■ Challenge ■
In the entries below, count every line containing "program". Reply with the number alone.

■ Records for this exercise ■

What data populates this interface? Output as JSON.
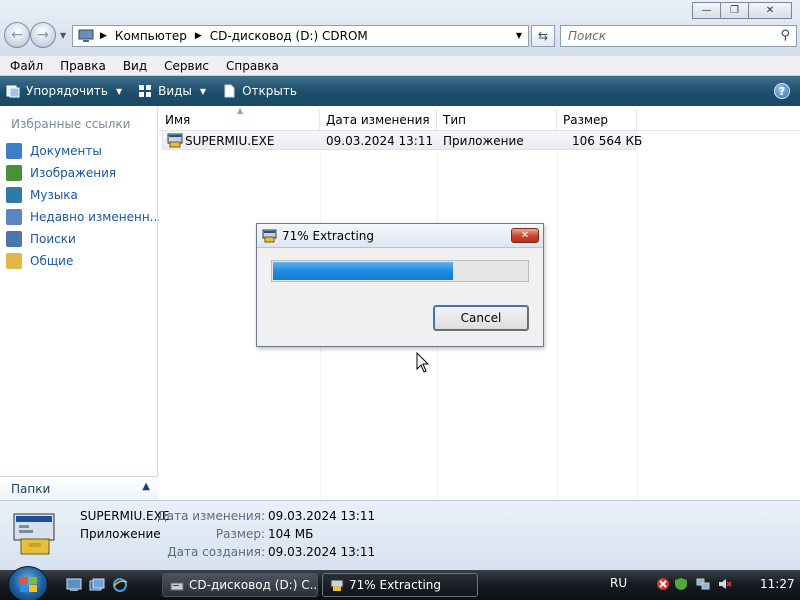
{
  "window": {
    "buttons": {
      "minimize": "—",
      "maximize": "❐",
      "close": "✕"
    }
  },
  "address": {
    "crumbs": [
      "Компьютер",
      "CD-дисковод (D:) CDROM"
    ],
    "search_placeholder": "Поиск"
  },
  "menu": [
    "Файл",
    "Правка",
    "Вид",
    "Сервис",
    "Справка"
  ],
  "toolbar": {
    "organize": "Упорядочить",
    "views": "Виды",
    "open": "Открыть",
    "help": "?"
  },
  "favorites": {
    "title": "Избранные ссылки",
    "items": [
      {
        "label": "Документы",
        "icon": "documents-icon",
        "color": "#3d7ec9"
      },
      {
        "label": "Изображения",
        "icon": "pictures-icon",
        "color": "#4a8f3a"
      },
      {
        "label": "Музыка",
        "icon": "music-icon",
        "color": "#2e7aa8"
      },
      {
        "label": "Недавно измененн...",
        "icon": "recent-icon",
        "color": "#5b86c2"
      },
      {
        "label": "Поиски",
        "icon": "searches-icon",
        "color": "#4a76ad"
      },
      {
        "label": "Общие",
        "icon": "public-folder-icon",
        "color": "#e0b84a"
      }
    ],
    "folders_label": "Папки"
  },
  "columns": [
    "Имя",
    "Дата изменения",
    "Тип",
    "Размер"
  ],
  "files": [
    {
      "name": "SUPERMIU.EXE",
      "modified": "09.03.2024 13:11",
      "type": "Приложение",
      "size": "106 564 КБ"
    }
  ],
  "details": {
    "name": "SUPERMIU.EXE",
    "type": "Приложение",
    "modified_label": "Дата изменения:",
    "modified": "09.03.2024 13:11",
    "size_label": "Размер:",
    "size": "104 МБ",
    "created_label": "Дата создания:",
    "created": "09.03.2024 13:11"
  },
  "dialog": {
    "title": "71% Extracting",
    "progress": 0.71,
    "cancel": "Cancel",
    "close": "✕"
  },
  "taskbar": {
    "tasks": [
      "CD-дисковод (D:) C...",
      "71% Extracting"
    ],
    "lang": "RU",
    "clock": "11:27"
  },
  "colors": {
    "accent_link": "#1a56a8",
    "progress": "#1e8ae0",
    "command_bar": "#1c4d6b"
  }
}
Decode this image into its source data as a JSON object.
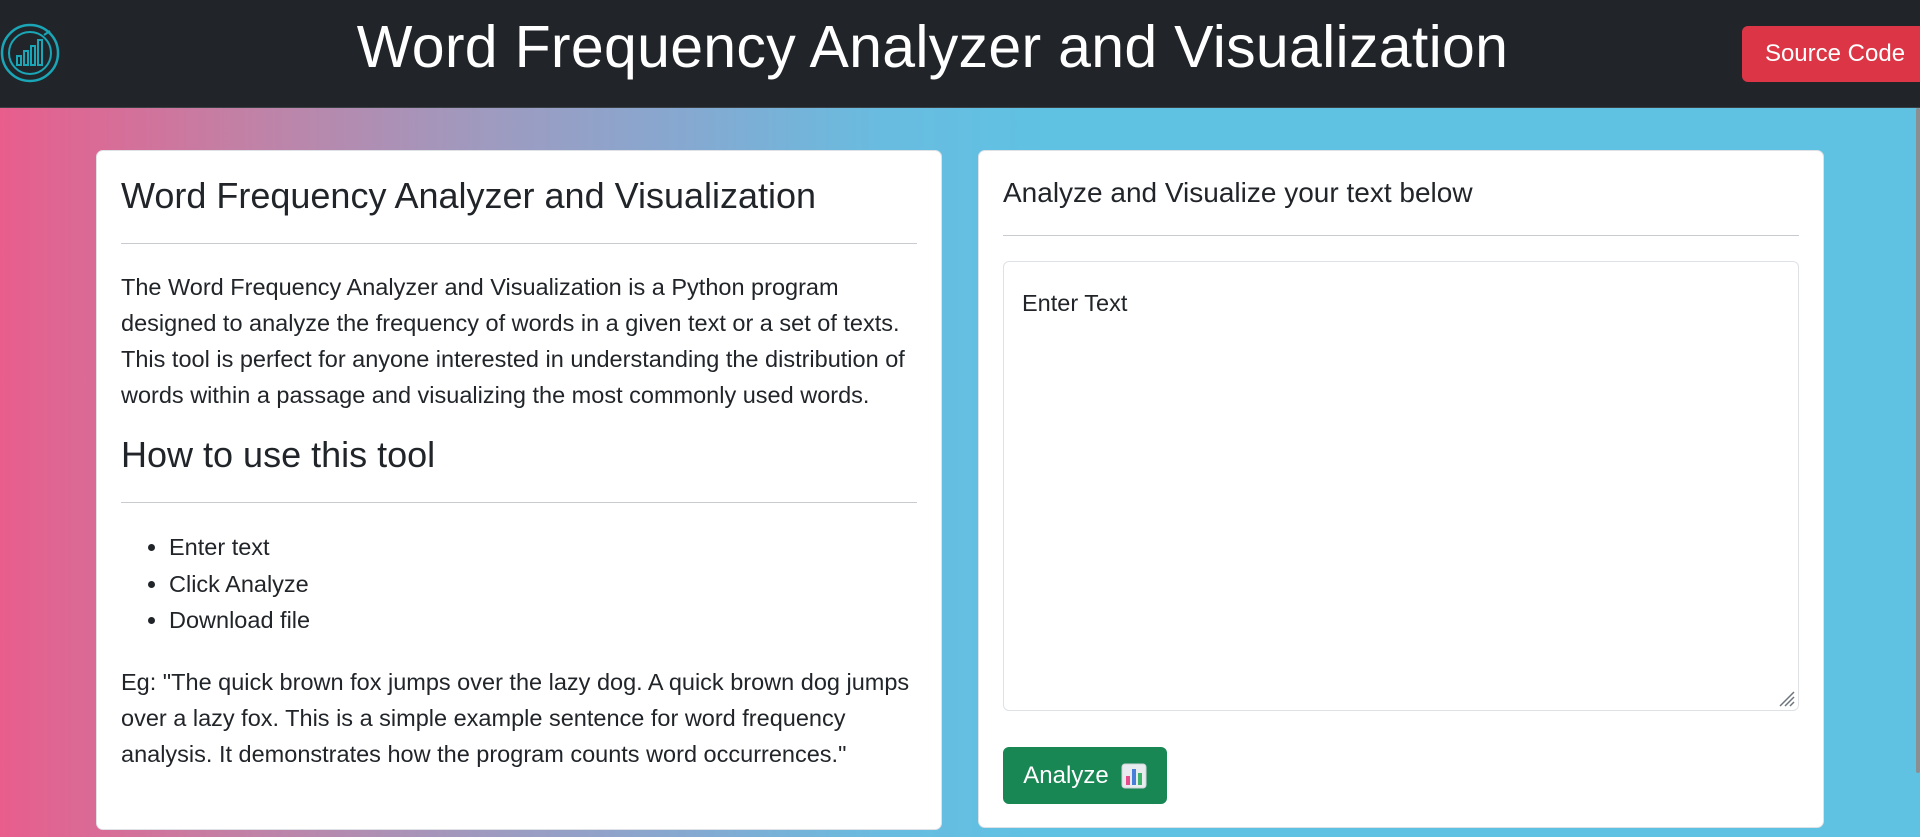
{
  "header": {
    "title": "Word Frequency Analyzer and Visualization",
    "source_button": "Source Code",
    "logo_icon": "bar-chart-circle-icon"
  },
  "left_card": {
    "title": "Word Frequency Analyzer and Visualization",
    "description": "The Word Frequency Analyzer and Visualization is a Python program designed to analyze the frequency of words in a given text or a set of texts. This tool is perfect for anyone interested in understanding the distribution of words within a passage and visualizing the most commonly used words.",
    "howto_title": "How to use this tool",
    "steps": [
      "Enter text",
      "Click Analyze",
      "Download file"
    ],
    "example": "Eg: \"The quick brown fox jumps over the lazy dog. A quick brown dog jumps over a lazy fox. This is a simple example sentence for word frequency analysis. It demonstrates how the program counts word occurrences.\""
  },
  "right_card": {
    "title": "Analyze and Visualize your text below",
    "textarea_placeholder": "Enter Text",
    "analyze_button": "Analyze",
    "analyze_icon": "bar-chart-emoji-icon"
  },
  "colors": {
    "navbar": "#212529",
    "source_button": "#dc3545",
    "analyze_button": "#198754",
    "logo_accent": "#1aa6b7",
    "gradient_left": "#e85d8c",
    "gradient_right": "#5fc2e3"
  }
}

■ The completed task ■
2